FRAGMENTO DE TEXTO:
-- -- --

DOMINGO XXXI DEL TIEMPO ORDINARIO

Reflexionando y orando

Oración colecta

Dios de poder y misericordia, de quien procede el que tus fieles te sirvan digna y meritoriamente, concédenos avanzar sin obstáculos hacia los bienes que nos prometes. Por Jesucristo nuestro Señor.

P. Ruiz Verdú OFM

Dirigirnos a Dios con frecuencia, apoyados en su “poder y misericordia”, hace crecer en nuestro corazón la confianza filial: somos hijos de un Padre con infinito “poder”, que actúa siempre “con misericordia”. Él hace que podamos servirle dignamente, con respeto, sin miedo y con confianza. Él hace también que nuestras pobres obras realizadas en su honor produzcan frutos de vida eterna y obtengan ante Él los premios prometidos. Este es el objeto de nuestra esperanza.

No obstante, conscientes de nuestra debilidad y de las dificultades que vamos a encontrar en nuestra vida hasta alcanzar esos bienes prometidos por Dios, le pedimos que allane nuestro camino para ir así  avanzando hacia ellos sin tropiezos y llegar a poseer  “los bienes que nos prometes”.

-- -- --

Entradas del conjunto de datos

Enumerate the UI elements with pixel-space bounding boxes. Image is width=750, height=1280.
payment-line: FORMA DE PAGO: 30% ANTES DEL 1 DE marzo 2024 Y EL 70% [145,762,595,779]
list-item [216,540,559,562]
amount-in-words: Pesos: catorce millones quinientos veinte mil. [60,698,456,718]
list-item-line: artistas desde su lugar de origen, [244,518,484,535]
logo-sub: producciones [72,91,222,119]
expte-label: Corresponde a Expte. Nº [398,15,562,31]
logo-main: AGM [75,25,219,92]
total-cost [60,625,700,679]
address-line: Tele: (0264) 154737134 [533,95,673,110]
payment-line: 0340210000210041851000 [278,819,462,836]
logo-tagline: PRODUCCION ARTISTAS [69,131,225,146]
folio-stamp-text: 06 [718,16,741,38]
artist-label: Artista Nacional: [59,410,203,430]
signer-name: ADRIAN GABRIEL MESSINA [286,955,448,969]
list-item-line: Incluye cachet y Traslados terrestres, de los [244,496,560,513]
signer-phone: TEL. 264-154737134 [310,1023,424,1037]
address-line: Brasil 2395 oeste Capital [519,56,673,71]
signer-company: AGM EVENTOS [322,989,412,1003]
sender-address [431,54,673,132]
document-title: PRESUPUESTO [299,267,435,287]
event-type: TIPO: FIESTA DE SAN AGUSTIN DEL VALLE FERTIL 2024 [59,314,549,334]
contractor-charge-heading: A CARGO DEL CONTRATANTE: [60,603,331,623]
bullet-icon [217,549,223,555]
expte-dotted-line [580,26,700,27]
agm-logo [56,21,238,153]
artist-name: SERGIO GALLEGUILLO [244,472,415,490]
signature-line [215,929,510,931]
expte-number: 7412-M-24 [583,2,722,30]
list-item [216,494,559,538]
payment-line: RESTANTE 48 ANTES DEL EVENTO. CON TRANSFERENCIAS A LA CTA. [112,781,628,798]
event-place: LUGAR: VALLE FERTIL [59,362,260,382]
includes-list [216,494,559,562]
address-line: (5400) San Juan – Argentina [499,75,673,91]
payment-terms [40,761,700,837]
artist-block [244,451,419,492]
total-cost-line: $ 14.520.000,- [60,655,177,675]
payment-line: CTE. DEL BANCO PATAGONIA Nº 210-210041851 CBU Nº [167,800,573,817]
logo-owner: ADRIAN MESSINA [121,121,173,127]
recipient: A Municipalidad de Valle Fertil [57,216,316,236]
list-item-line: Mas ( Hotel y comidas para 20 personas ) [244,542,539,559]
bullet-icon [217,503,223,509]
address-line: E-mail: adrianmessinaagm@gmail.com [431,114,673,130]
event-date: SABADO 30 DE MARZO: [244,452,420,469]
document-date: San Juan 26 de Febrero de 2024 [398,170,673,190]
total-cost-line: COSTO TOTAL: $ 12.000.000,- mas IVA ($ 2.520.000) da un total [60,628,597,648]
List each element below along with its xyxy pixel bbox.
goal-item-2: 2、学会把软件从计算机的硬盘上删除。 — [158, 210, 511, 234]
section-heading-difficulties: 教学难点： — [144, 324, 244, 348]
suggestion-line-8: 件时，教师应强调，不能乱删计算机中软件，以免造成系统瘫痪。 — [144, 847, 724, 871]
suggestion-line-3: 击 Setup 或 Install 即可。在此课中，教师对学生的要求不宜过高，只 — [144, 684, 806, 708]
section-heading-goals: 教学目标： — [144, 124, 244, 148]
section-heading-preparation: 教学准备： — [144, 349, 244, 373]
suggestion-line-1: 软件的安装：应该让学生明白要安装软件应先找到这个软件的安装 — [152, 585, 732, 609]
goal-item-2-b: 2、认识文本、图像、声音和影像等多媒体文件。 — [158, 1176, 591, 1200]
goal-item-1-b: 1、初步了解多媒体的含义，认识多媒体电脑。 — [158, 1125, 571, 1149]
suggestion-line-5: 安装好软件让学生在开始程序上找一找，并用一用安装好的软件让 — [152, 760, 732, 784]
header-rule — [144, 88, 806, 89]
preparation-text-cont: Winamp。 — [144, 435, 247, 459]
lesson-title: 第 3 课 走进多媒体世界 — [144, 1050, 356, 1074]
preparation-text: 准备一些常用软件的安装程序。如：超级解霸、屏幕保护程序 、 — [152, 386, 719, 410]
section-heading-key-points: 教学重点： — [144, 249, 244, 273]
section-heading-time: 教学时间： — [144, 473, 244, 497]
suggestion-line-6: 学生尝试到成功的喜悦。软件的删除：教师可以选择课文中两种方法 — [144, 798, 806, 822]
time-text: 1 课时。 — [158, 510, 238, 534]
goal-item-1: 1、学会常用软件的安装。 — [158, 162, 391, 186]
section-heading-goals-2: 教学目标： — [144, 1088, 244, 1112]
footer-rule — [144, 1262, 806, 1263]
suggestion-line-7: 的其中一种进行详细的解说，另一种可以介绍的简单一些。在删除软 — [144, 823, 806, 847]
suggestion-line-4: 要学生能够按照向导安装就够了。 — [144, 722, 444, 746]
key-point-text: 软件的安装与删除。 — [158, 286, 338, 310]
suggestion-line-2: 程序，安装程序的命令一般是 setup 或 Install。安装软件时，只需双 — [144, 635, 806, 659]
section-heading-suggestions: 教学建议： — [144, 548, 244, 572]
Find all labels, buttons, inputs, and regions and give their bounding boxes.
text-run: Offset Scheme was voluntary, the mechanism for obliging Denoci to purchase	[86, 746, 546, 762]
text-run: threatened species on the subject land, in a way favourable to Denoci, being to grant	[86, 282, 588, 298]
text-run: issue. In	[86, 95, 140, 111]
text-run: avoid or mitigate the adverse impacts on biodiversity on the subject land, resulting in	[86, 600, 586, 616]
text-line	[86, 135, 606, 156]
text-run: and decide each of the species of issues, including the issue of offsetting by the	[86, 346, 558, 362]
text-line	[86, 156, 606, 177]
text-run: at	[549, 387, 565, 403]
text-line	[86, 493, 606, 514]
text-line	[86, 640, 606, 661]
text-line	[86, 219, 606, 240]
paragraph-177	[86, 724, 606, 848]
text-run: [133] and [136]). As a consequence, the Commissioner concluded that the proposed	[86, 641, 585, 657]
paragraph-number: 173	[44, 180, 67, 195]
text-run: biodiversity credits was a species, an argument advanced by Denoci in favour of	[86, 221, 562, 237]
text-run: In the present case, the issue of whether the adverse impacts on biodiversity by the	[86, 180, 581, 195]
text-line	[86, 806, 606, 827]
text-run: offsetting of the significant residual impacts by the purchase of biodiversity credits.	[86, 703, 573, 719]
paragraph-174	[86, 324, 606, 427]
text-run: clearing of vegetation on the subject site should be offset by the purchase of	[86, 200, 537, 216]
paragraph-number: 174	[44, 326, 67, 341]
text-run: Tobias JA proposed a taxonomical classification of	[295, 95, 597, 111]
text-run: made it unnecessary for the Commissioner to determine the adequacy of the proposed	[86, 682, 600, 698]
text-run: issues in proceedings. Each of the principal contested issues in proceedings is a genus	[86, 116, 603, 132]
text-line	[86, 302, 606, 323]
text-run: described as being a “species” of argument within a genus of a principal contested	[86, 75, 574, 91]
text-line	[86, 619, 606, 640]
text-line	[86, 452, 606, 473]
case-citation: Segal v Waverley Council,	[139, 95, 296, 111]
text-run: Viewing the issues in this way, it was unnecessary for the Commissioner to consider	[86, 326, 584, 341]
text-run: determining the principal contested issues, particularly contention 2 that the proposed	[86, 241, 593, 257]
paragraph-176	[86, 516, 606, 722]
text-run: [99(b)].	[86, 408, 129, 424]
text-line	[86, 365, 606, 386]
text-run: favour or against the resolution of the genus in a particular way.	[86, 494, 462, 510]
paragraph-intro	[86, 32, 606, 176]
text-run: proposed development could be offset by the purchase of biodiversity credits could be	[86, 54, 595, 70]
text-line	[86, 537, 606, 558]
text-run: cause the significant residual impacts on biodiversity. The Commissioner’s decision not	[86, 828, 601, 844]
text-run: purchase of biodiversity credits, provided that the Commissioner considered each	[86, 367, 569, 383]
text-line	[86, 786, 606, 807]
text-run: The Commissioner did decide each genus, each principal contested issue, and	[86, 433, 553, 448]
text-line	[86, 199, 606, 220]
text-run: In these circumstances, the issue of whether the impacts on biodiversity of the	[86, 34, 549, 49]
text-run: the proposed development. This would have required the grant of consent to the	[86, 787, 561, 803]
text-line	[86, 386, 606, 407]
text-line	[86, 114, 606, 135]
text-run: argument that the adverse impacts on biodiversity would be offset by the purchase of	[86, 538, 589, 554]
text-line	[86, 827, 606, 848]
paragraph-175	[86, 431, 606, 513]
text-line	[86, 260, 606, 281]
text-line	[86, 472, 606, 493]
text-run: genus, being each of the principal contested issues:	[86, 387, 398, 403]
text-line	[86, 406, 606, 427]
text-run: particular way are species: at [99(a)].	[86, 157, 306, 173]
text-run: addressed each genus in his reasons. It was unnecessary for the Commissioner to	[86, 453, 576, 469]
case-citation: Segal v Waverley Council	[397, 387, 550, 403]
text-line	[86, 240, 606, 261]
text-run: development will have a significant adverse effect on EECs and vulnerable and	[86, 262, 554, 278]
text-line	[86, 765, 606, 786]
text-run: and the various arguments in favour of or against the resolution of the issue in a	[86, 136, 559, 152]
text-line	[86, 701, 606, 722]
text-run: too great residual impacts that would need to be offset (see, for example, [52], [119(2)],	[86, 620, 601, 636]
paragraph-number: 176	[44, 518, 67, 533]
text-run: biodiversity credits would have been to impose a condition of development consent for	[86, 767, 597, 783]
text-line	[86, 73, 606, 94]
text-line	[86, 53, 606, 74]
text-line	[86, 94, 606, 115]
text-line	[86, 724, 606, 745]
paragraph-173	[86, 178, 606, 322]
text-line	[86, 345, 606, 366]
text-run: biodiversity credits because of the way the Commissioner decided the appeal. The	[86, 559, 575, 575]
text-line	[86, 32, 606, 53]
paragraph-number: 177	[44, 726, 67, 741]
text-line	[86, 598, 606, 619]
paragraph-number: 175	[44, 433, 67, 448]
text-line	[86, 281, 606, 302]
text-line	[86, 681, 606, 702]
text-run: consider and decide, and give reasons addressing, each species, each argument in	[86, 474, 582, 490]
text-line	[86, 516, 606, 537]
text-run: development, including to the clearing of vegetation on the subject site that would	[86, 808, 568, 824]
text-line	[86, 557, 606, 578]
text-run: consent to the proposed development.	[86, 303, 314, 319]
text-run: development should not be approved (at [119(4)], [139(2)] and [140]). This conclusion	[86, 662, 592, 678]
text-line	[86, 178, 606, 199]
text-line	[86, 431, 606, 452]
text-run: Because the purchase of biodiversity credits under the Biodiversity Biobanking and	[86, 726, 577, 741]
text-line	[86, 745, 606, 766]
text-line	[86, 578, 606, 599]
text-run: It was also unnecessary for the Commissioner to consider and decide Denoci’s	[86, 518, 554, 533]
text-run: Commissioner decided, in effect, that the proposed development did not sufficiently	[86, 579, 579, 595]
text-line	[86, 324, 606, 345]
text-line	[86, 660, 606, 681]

-- -- --

TAREA 1:
Responde según el texto sobre la oración colecta:
(a) ¿Con qué dos atributos se invoca a Dios al comienzo de la oración colecta?
(b) ¿Quién firma el comentario?
(c) ¿Qué se le pide a Dios que haga con nuestro camino?
TAREA 2:
Duplica, por favor, el tramo del texto sobre la oración colecta que va desde "P. Ruiz Verdú" hasta "de nuestra esperanza.".

RESULTADO 1:
(a) Poder y misericordia.
(b) P. Ruiz Verdú OFM.
(c) Que lo allane.

RESULTADO 2:
P. Ruiz Verdú OFM

Dirigirnos a Dios con frecuencia, apoyados en su “poder y misericordia”, hace crecer en nuestro corazón la confianza filial: somos hijos de un Padre con infinito “poder”, que actúa siempre “con misericordia”. Él hace que podamos servirle dignamente, con respeto, sin miedo y con confianza. Él hace también que nuestras pobres obras realizadas en su honor produzcan frutos de vida eterna y obtengan ante Él los premios prometidos. Este es el objeto de nuestra esperanza.